GIVEN EXERCISE: Output the lines that follow exactly as they are.

MATERIALS PROVIDED:
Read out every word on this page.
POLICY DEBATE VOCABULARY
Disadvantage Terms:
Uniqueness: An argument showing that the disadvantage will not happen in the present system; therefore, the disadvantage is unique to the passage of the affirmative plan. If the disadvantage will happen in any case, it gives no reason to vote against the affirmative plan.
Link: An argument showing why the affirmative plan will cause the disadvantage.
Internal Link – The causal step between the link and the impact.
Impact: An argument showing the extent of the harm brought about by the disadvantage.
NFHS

WRITTEN SOLUTION:
Read out every word on this page.
POLICY DEBATE VOCABULARY
Disadvantage Terms:
Uniqueness: An argument showing that the disadvantage will not happen in the present system; therefore, the disadvantage is unique to the passage of the affirmative plan. If the disadvantage will happen in any case, it gives no reason to vote against the affirmative plan.
Link: An argument showing why the affirmative plan will cause the disadvantage.
Internal Link – The causal step between the link and the impact.
Impact: An argument showing the extent of the harm brought about by the disadvantage.
NFHS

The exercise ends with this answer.